AIM OF THE TASK:
Scan the lines below for the string "JSON" and copy every one that has it.

(Stored items from a collection)

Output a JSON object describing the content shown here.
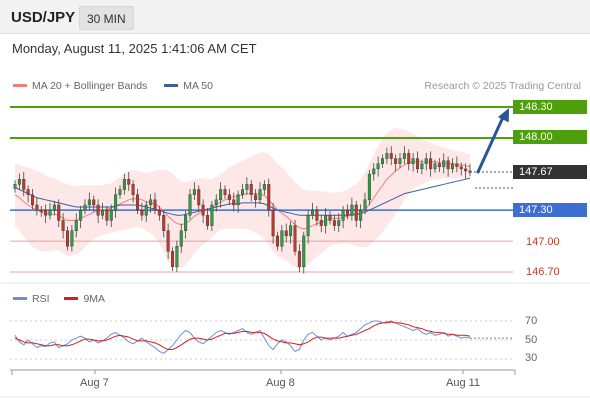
{
  "header": {
    "pair": "USD/JPY",
    "timeframe": "30 MIN"
  },
  "datetime": "Monday, August 11, 2025 1:41:06 AM CET",
  "legend": {
    "ma20": "MA 20 + Bollinger Bands",
    "ma50": "MA 50",
    "credit": "Research © 2025 Trading Central"
  },
  "colors": {
    "candle_up": "#2ea043",
    "candle_down": "#c0392b",
    "bollinger_fill": "#fde3e3",
    "ma20": "#f08080",
    "ma50": "#3d5f9e",
    "resistance": "#4e9f0e",
    "support": "#3d6fd1",
    "target": "#2a5599",
    "minor_level": "#f0a0a0",
    "rsi": "#6a8fd8",
    "rsi_ma": "#d42020"
  },
  "price_levels": {
    "r2": "148.30",
    "r1": "148.00",
    "last": "147.67",
    "s1": "147.30",
    "s2": "147.00",
    "s3": "146.70"
  },
  "rsi_panel": {
    "legend_rsi": "RSI",
    "legend_ma": "9MA",
    "ticks": [
      "70",
      "50",
      "30"
    ]
  },
  "x_ticks": [
    "Aug 7",
    "Aug 8",
    "Aug 11"
  ],
  "chart_data": {
    "type": "candlestick",
    "y_range": [
      146.6,
      148.4
    ],
    "levels": {
      "resistance": [
        148.3,
        148.0
      ],
      "last": 147.67,
      "support": [
        147.3,
        147.0,
        146.7
      ]
    },
    "path": [
      147.55,
      147.6,
      147.5,
      147.45,
      147.35,
      147.3,
      147.3,
      147.25,
      147.3,
      147.35,
      147.2,
      147.1,
      146.95,
      147.1,
      147.2,
      147.3,
      147.35,
      147.4,
      147.35,
      147.25,
      147.3,
      147.2,
      147.3,
      147.45,
      147.5,
      147.6,
      147.55,
      147.45,
      147.3,
      147.25,
      147.35,
      147.4,
      147.3,
      147.25,
      147.1,
      146.9,
      146.75,
      146.95,
      147.1,
      147.25,
      147.45,
      147.5,
      147.35,
      147.25,
      147.15,
      147.35,
      147.4,
      147.5,
      147.45,
      147.4,
      147.35,
      147.45,
      147.5,
      147.55,
      147.45,
      147.4,
      147.5,
      147.55,
      147.3,
      147.05,
      146.95,
      147.1,
      147.05,
      147.15,
      146.9,
      146.75,
      147.05,
      147.25,
      147.3,
      147.2,
      147.15,
      147.25,
      147.2,
      147.15,
      147.2,
      147.3,
      147.25,
      147.35,
      147.2,
      147.3,
      147.4,
      147.65,
      147.7,
      147.75,
      147.8,
      147.85,
      147.8,
      147.75,
      147.8,
      147.85,
      147.75,
      147.8,
      147.7,
      147.75,
      147.8,
      147.7,
      147.75,
      147.72,
      147.78,
      147.7,
      147.75,
      147.72,
      147.7,
      147.68,
      147.67
    ],
    "ma20": [
      147.45,
      147.42,
      147.38,
      147.35,
      147.32,
      147.3,
      147.28,
      147.27,
      147.26,
      147.26,
      147.25,
      147.22,
      147.2,
      147.2,
      147.2,
      147.22,
      147.24,
      147.26,
      147.28,
      147.29,
      147.3,
      147.31,
      147.32,
      147.34,
      147.36,
      147.38,
      147.4,
      147.41,
      147.41,
      147.4,
      147.38,
      147.37,
      147.36,
      147.33,
      147.29,
      147.24,
      147.2,
      147.17,
      147.16,
      147.17,
      147.2,
      147.24,
      147.27,
      147.29,
      147.3,
      147.32,
      147.35,
      147.38,
      147.4,
      147.42,
      147.43,
      147.44,
      147.45,
      147.46,
      147.46,
      147.46,
      147.46,
      147.44,
      147.4,
      147.35,
      147.3,
      147.27,
      147.24,
      147.2,
      147.16,
      147.13,
      147.12,
      147.13,
      147.15,
      147.17,
      147.18,
      147.2,
      147.21,
      147.22,
      147.22,
      147.23,
      147.24,
      147.25,
      147.25,
      147.27,
      147.3,
      147.36,
      147.42,
      147.48,
      147.54,
      147.6,
      147.64,
      147.68,
      147.71,
      147.74,
      147.76,
      147.77,
      147.77,
      147.77,
      147.77,
      147.77,
      147.77,
      147.76,
      147.76,
      147.75,
      147.75,
      147.74,
      147.74,
      147.73,
      147.72
    ],
    "ma50": [
      147.52,
      147.5,
      147.48,
      147.46,
      147.44,
      147.42,
      147.41,
      147.4,
      147.39,
      147.38,
      147.37,
      147.36,
      147.35,
      147.34,
      147.33,
      147.33,
      147.33,
      147.33,
      147.33,
      147.33,
      147.33,
      147.33,
      147.33,
      147.34,
      147.35,
      147.35,
      147.35,
      147.35,
      147.35,
      147.34,
      147.33,
      147.32,
      147.31,
      147.3,
      147.28,
      147.27,
      147.26,
      147.25,
      147.25,
      147.26,
      147.27,
      147.28,
      147.29,
      147.3,
      147.31,
      147.32,
      147.33,
      147.34,
      147.35,
      147.36,
      147.36,
      147.36,
      147.37,
      147.37,
      147.37,
      147.37,
      147.37,
      147.36,
      147.34,
      147.32,
      147.3,
      147.29,
      147.28,
      147.27,
      147.26,
      147.25,
      147.25,
      147.25,
      147.25,
      147.25,
      147.25,
      147.25,
      147.25,
      147.25,
      147.25,
      147.25,
      147.25,
      147.26,
      147.26,
      147.27,
      147.28,
      147.3,
      147.32,
      147.34,
      147.36,
      147.38,
      147.4,
      147.42,
      147.44,
      147.46,
      147.47,
      147.48,
      147.49,
      147.5,
      147.51,
      147.52,
      147.53,
      147.54,
      147.55,
      147.56,
      147.57,
      147.58,
      147.59,
      147.6,
      147.61
    ],
    "bollinger_width": [
      0.3,
      0.32,
      0.34,
      0.36,
      0.38,
      0.38,
      0.38,
      0.37,
      0.36,
      0.35,
      0.34,
      0.34,
      0.35,
      0.34,
      0.33,
      0.32,
      0.3,
      0.28,
      0.26,
      0.25,
      0.24,
      0.24,
      0.24,
      0.25,
      0.26,
      0.27,
      0.28,
      0.28,
      0.27,
      0.27,
      0.28,
      0.3,
      0.32,
      0.36,
      0.4,
      0.44,
      0.46,
      0.44,
      0.42,
      0.4,
      0.38,
      0.36,
      0.34,
      0.32,
      0.3,
      0.28,
      0.27,
      0.27,
      0.28,
      0.3,
      0.31,
      0.32,
      0.33,
      0.34,
      0.36,
      0.38,
      0.4,
      0.42,
      0.44,
      0.45,
      0.45,
      0.44,
      0.43,
      0.42,
      0.41,
      0.4,
      0.38,
      0.36,
      0.34,
      0.32,
      0.3,
      0.28,
      0.26,
      0.25,
      0.25,
      0.25,
      0.26,
      0.28,
      0.3,
      0.33,
      0.36,
      0.4,
      0.42,
      0.44,
      0.45,
      0.45,
      0.44,
      0.42,
      0.38,
      0.34,
      0.3,
      0.27,
      0.24,
      0.22,
      0.2,
      0.18,
      0.17,
      0.16,
      0.15,
      0.14,
      0.14,
      0.13,
      0.13,
      0.12,
      0.12
    ],
    "rsi": [
      55,
      48,
      45,
      50,
      46,
      42,
      44,
      43,
      47,
      48,
      42,
      44,
      46,
      50,
      52,
      54,
      52,
      48,
      50,
      47,
      49,
      52,
      56,
      58,
      55,
      52,
      48,
      46,
      49,
      52,
      48,
      45,
      42,
      38,
      36,
      40,
      44,
      50,
      56,
      60,
      58,
      52,
      48,
      46,
      50,
      54,
      58,
      60,
      58,
      56,
      58,
      60,
      62,
      58,
      56,
      58,
      60,
      52,
      44,
      40,
      46,
      50,
      48,
      44,
      38,
      40,
      50,
      56,
      58,
      54,
      50,
      52,
      50,
      52,
      54,
      58,
      54,
      56,
      58,
      62,
      66,
      68,
      70,
      70,
      68,
      69,
      70,
      68,
      66,
      64,
      62,
      60,
      62,
      58,
      56,
      58,
      55,
      56,
      58,
      54,
      56,
      54,
      52,
      53,
      52
    ],
    "rsi_ma": [
      52,
      50,
      48,
      47,
      47,
      46,
      45,
      44,
      44,
      45,
      45,
      44,
      44,
      45,
      47,
      49,
      51,
      51,
      50,
      49,
      49,
      50,
      52,
      54,
      55,
      54,
      53,
      51,
      49,
      49,
      49,
      48,
      47,
      45,
      42,
      40,
      40,
      42,
      45,
      48,
      51,
      52,
      52,
      51,
      50,
      51,
      53,
      55,
      57,
      57,
      57,
      58,
      59,
      59,
      58,
      58,
      58,
      57,
      54,
      51,
      49,
      48,
      47,
      47,
      46,
      45,
      46,
      48,
      51,
      53,
      53,
      52,
      52,
      52,
      52,
      53,
      54,
      55,
      56,
      58,
      60,
      62,
      65,
      67,
      68,
      68,
      69,
      68,
      68,
      67,
      66,
      64,
      63,
      62,
      60,
      59,
      58,
      58,
      57,
      56,
      56,
      55,
      55,
      55,
      54
    ]
  }
}
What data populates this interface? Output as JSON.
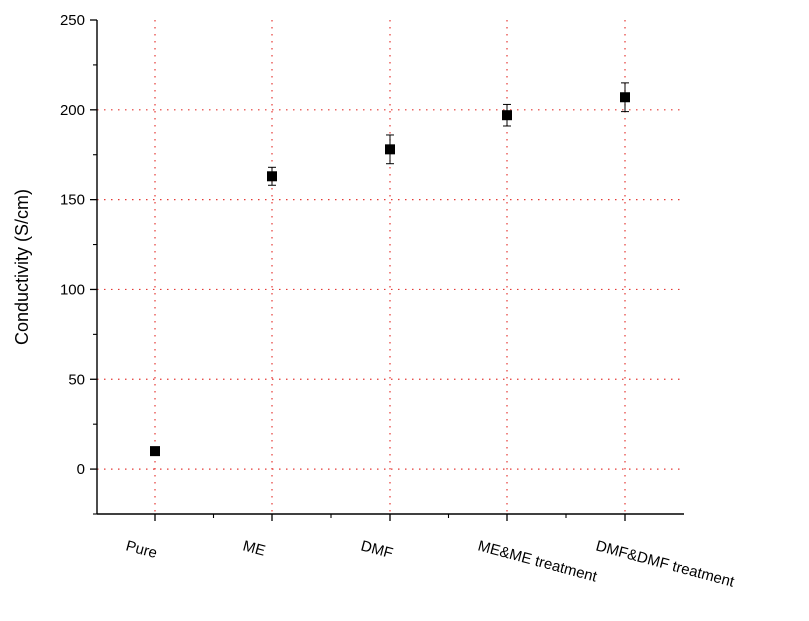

FULL RESPONSE:
Output a JSON object describing the content shown here.
What data populates this interface? Output as JSON.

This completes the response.